◆ **Material**:
[Start]

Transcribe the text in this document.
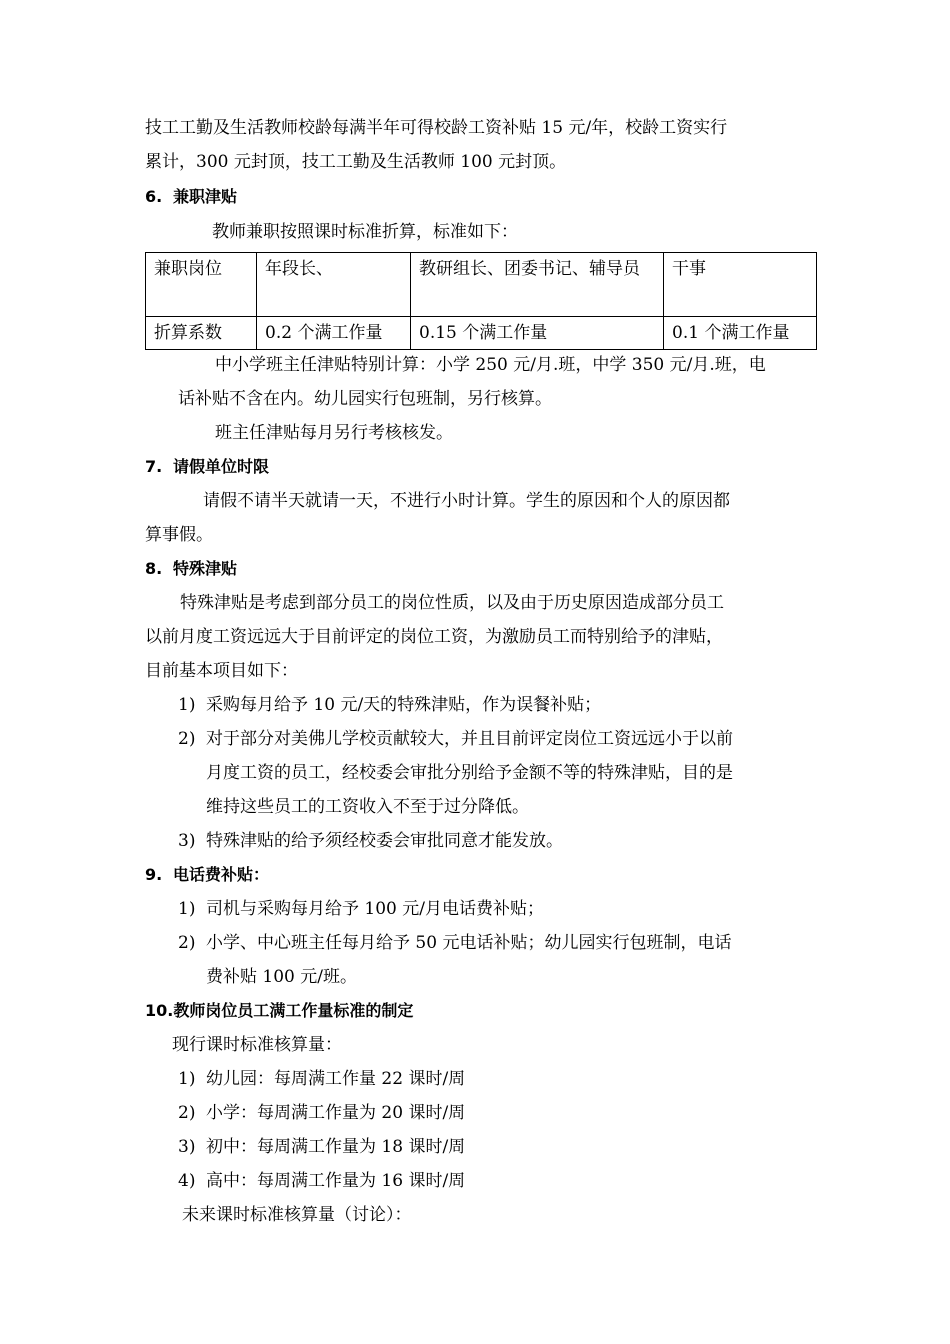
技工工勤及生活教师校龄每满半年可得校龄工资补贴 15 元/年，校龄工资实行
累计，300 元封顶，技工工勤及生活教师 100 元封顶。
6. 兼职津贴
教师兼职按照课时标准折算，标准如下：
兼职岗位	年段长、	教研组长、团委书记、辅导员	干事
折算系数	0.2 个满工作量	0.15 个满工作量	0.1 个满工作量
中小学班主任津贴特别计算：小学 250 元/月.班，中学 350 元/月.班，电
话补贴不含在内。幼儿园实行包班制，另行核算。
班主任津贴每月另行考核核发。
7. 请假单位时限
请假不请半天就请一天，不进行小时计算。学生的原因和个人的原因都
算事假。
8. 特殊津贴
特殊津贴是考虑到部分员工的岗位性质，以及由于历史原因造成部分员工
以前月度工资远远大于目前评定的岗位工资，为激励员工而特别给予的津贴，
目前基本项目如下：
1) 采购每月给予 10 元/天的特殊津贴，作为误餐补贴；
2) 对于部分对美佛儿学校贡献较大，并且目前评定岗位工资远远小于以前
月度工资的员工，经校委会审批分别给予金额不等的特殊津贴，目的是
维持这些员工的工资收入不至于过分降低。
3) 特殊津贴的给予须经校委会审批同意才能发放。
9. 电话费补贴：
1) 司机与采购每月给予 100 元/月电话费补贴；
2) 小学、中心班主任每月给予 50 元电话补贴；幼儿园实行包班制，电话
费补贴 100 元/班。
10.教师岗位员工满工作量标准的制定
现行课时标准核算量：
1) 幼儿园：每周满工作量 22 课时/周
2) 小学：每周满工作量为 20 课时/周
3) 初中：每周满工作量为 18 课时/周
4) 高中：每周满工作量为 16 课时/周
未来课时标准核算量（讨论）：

[End]
[Start]

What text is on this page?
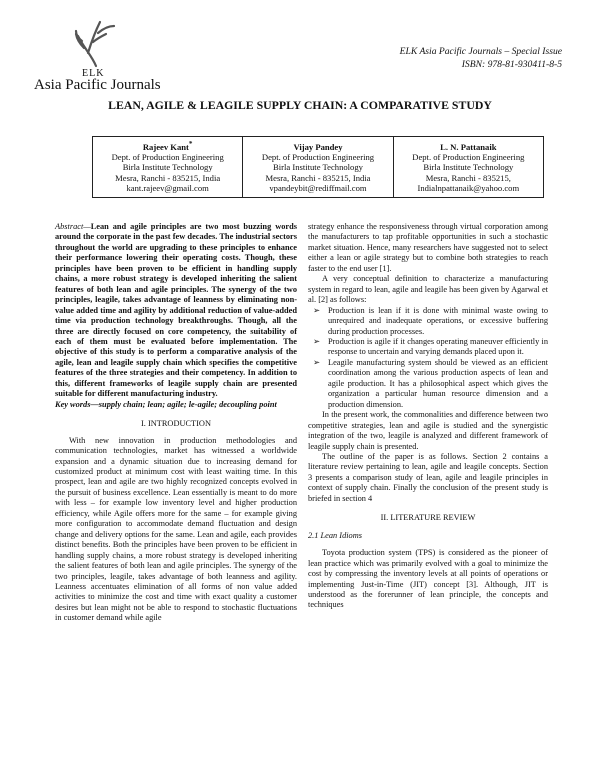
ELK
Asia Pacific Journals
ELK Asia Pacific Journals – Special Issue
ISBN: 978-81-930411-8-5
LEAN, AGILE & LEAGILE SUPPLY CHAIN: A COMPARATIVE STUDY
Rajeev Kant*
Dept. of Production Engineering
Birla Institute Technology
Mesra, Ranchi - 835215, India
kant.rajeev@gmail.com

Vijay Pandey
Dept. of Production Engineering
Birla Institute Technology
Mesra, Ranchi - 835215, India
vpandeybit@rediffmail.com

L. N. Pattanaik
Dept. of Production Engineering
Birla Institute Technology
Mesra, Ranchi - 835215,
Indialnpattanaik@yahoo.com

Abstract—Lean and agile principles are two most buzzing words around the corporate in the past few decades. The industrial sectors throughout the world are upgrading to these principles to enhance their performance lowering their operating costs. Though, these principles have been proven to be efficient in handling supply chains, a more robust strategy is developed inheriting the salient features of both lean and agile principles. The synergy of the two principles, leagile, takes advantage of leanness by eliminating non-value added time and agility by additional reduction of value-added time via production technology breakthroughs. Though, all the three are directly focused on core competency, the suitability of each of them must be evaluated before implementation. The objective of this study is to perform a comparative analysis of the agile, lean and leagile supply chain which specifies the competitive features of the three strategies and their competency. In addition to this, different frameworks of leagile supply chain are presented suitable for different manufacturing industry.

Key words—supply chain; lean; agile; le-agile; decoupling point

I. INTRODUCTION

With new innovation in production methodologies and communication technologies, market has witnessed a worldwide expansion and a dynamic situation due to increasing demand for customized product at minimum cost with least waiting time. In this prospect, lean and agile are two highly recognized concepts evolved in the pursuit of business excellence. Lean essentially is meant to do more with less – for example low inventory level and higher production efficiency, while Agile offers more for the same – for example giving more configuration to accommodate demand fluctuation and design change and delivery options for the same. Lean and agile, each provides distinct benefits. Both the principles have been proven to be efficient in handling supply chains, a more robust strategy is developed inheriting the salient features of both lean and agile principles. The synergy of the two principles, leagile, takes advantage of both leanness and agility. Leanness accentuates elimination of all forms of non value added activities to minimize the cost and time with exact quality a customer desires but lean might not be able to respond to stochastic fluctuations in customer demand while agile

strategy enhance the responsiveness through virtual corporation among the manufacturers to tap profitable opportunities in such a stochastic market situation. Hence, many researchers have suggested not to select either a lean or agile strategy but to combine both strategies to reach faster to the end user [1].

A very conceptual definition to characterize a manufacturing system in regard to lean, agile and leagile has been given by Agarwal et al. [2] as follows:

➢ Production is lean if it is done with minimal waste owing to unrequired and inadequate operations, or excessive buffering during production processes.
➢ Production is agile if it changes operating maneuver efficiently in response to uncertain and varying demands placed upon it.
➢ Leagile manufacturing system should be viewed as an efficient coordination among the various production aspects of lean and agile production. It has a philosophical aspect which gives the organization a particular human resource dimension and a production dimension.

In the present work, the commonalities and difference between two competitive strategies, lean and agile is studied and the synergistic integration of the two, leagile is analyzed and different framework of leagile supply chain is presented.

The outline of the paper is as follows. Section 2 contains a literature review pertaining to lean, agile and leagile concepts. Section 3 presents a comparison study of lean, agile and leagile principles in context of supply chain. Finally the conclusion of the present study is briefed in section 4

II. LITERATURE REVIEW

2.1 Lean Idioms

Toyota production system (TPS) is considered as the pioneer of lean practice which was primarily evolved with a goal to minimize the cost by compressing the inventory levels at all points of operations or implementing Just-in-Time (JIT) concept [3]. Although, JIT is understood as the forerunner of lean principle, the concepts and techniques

[End]

◆ **Work to complete**: Report how many lines of the preceding records include "among". Output the number only.

◆ **Full output**: 2